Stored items

···

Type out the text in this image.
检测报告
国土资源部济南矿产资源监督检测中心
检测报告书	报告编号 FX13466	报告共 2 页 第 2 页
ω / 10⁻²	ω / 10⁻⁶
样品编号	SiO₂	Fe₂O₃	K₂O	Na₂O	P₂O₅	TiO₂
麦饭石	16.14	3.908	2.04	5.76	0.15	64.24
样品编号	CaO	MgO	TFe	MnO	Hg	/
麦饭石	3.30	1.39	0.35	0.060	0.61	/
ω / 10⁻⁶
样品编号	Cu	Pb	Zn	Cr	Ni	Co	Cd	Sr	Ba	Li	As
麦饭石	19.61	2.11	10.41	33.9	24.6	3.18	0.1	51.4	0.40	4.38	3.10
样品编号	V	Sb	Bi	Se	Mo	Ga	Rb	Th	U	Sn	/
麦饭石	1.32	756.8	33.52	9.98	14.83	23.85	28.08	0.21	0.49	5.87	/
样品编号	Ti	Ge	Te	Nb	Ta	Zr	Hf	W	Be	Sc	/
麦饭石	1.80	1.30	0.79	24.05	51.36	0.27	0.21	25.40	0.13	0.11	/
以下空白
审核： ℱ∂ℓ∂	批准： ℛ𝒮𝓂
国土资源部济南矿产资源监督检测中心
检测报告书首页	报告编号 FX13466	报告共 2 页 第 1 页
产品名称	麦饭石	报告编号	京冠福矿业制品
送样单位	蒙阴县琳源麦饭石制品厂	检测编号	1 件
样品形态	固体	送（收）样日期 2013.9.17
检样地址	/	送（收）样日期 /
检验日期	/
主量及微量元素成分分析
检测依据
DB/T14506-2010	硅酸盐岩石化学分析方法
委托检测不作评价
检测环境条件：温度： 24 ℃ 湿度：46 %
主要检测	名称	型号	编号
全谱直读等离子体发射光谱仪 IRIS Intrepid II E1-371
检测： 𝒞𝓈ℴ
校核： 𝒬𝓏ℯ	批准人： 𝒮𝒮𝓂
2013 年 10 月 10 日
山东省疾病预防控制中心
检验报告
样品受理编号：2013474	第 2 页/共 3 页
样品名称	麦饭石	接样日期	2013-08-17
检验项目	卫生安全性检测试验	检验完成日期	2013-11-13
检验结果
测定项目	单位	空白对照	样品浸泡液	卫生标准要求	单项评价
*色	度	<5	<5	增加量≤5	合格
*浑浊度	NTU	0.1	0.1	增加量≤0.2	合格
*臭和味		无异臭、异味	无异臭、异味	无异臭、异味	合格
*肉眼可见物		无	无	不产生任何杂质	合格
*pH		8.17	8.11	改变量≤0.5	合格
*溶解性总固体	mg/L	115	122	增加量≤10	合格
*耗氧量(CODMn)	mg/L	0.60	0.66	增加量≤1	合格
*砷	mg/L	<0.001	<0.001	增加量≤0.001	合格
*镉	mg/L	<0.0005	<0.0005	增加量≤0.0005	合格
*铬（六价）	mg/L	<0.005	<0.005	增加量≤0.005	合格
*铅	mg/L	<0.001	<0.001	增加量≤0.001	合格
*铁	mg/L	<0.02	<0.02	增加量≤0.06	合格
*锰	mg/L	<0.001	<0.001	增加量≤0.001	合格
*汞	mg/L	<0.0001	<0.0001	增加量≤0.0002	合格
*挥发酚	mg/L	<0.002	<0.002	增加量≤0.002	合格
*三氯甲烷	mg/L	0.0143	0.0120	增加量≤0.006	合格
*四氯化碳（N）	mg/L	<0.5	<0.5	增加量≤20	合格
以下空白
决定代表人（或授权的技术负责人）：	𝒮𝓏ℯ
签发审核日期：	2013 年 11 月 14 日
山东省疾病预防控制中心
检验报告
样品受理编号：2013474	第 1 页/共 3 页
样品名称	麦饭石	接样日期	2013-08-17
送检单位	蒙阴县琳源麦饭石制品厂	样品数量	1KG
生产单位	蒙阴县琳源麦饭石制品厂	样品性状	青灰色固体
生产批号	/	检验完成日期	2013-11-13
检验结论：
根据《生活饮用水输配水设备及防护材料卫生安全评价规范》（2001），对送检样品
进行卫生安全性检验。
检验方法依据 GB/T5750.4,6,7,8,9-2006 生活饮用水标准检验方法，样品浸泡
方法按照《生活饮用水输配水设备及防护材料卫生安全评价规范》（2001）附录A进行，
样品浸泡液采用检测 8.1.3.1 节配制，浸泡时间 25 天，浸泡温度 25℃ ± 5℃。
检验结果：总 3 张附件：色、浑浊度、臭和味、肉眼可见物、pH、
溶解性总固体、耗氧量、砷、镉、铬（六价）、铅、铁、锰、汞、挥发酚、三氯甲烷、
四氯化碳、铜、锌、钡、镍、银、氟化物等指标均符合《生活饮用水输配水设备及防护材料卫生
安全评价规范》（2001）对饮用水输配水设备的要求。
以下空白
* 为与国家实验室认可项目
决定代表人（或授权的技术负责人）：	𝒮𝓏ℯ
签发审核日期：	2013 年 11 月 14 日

···

### Exercise directions
Every entry must be quoted exactly as it appears above.

### Reply
Type out the text in this image.
检测报告
国土资源部济南矿产资源监督检测中心
检测报告书	报告编号 FX13466	报告共 2 页 第 2 页
ω / 10⁻²	ω / 10⁻⁶
样品编号	SiO₂	Fe₂O₃	K₂O	Na₂O	P₂O₅	TiO₂
麦饭石	16.14	3.908	2.04	5.76	0.15	64.24
样品编号	CaO	MgO	TFe	MnO	Hg	/
麦饭石	3.30	1.39	0.35	0.060	0.61	/
ω / 10⁻⁶
样品编号	Cu	Pb	Zn	Cr	Ni	Co	Cd	Sr	Ba	Li	As
麦饭石	19.61	2.11	10.41	33.9	24.6	3.18	0.1	51.4	0.40	4.38	3.10
样品编号	V	Sb	Bi	Se	Mo	Ga	Rb	Th	U	Sn	/
麦饭石	1.32	756.8	33.52	9.98	14.83	23.85	28.08	0.21	0.49	5.87	/
样品编号	Ti	Ge	Te	Nb	Ta	Zr	Hf	W	Be	Sc	/
麦饭石	1.80	1.30	0.79	24.05	51.36	0.27	0.21	25.40	0.13	0.11	/
以下空白
审核： ℱ∂ℓ∂	批准： ℛ𝒮𝓂
国土资源部济南矿产资源监督检测中心
检测报告书首页	报告编号 FX13466	报告共 2 页 第 1 页
产品名称	麦饭石	报告编号	京冠福矿业制品
送样单位	蒙阴县琳源麦饭石制品厂	检测编号	1 件
样品形态	固体	送（收）样日期 2013.9.17
检样地址	/	送（收）样日期 /
检验日期	/
主量及微量元素成分分析
检测依据
DB/T14506-2010	硅酸盐岩石化学分析方法
委托检测不作评价
检测环境条件：温度： 24 ℃ 湿度：46 %
主要检测	名称	型号	编号
全谱直读等离子体发射光谱仪 IRIS Intrepid II E1-371
检测： 𝒞𝓈ℴ
校核： 𝒬𝓏ℯ	批准人： 𝒮𝒮𝓂
2013 年 10 月 10 日
山东省疾病预防控制中心
检验报告
样品受理编号：2013474	第 2 页/共 3 页
样品名称	麦饭石	接样日期	2013-08-17
检验项目	卫生安全性检测试验	检验完成日期	2013-11-13
检验结果
测定项目	单位	空白对照	样品浸泡液	卫生标准要求	单项评价
*色	度	<5	<5	增加量≤5	合格
*浑浊度	NTU	0.1	0.1	增加量≤0.2	合格
*臭和味		无异臭、异味	无异臭、异味	无异臭、异味	合格
*肉眼可见物		无	无	不产生任何杂质	合格
*pH		8.17	8.11	改变量≤0.5	合格
*溶解性总固体	mg/L	115	122	增加量≤10	合格
*耗氧量(CODMn)	mg/L	0.60	0.66	增加量≤1	合格
*砷	mg/L	<0.001	<0.001	增加量≤0.001	合格
*镉	mg/L	<0.0005	<0.0005	增加量≤0.0005	合格
*铬（六价）	mg/L	<0.005	<0.005	增加量≤0.005	合格
*铅	mg/L	<0.001	<0.001	增加量≤0.001	合格
*铁	mg/L	<0.02	<0.02	增加量≤0.06	合格
*锰	mg/L	<0.001	<0.001	增加量≤0.001	合格
*汞	mg/L	<0.0001	<0.0001	增加量≤0.0002	合格
*挥发酚	mg/L	<0.002	<0.002	增加量≤0.002	合格
*三氯甲烷	mg/L	0.0143	0.0120	增加量≤0.006	合格
*四氯化碳（N）	mg/L	<0.5	<0.5	增加量≤20	合格
以下空白
决定代表人（或授权的技术负责人）：	𝒮𝓏ℯ
签发审核日期：	2013 年 11 月 14 日
山东省疾病预防控制中心
检验报告
样品受理编号：2013474	第 1 页/共 3 页
样品名称	麦饭石	接样日期	2013-08-17
送检单位	蒙阴县琳源麦饭石制品厂	样品数量	1KG
生产单位	蒙阴县琳源麦饭石制品厂	样品性状	青灰色固体
生产批号	/	检验完成日期	2013-11-13
检验结论：
根据《生活饮用水输配水设备及防护材料卫生安全评价规范》（2001），对送检样品
进行卫生安全性检验。
检验方法依据 GB/T5750.4,6,7,8,9-2006 生活饮用水标准检验方法，样品浸泡
方法按照《生活饮用水输配水设备及防护材料卫生安全评价规范》（2001）附录A进行，
样品浸泡液采用检测 8.1.3.1 节配制，浸泡时间 25 天，浸泡温度 25℃ ± 5℃。
检验结果：总 3 张附件：色、浑浊度、臭和味、肉眼可见物、pH、
溶解性总固体、耗氧量、砷、镉、铬（六价）、铅、铁、锰、汞、挥发酚、三氯甲烷、
四氯化碳、铜、锌、钡、镍、银、氟化物等指标均符合《生活饮用水输配水设备及防护材料卫生
安全评价规范》（2001）对饮用水输配水设备的要求。
以下空白
* 为与国家实验室认可项目
决定代表人（或授权的技术负责人）：	𝒮𝓏ℯ
签发审核日期：	2013 年 11 月 14 日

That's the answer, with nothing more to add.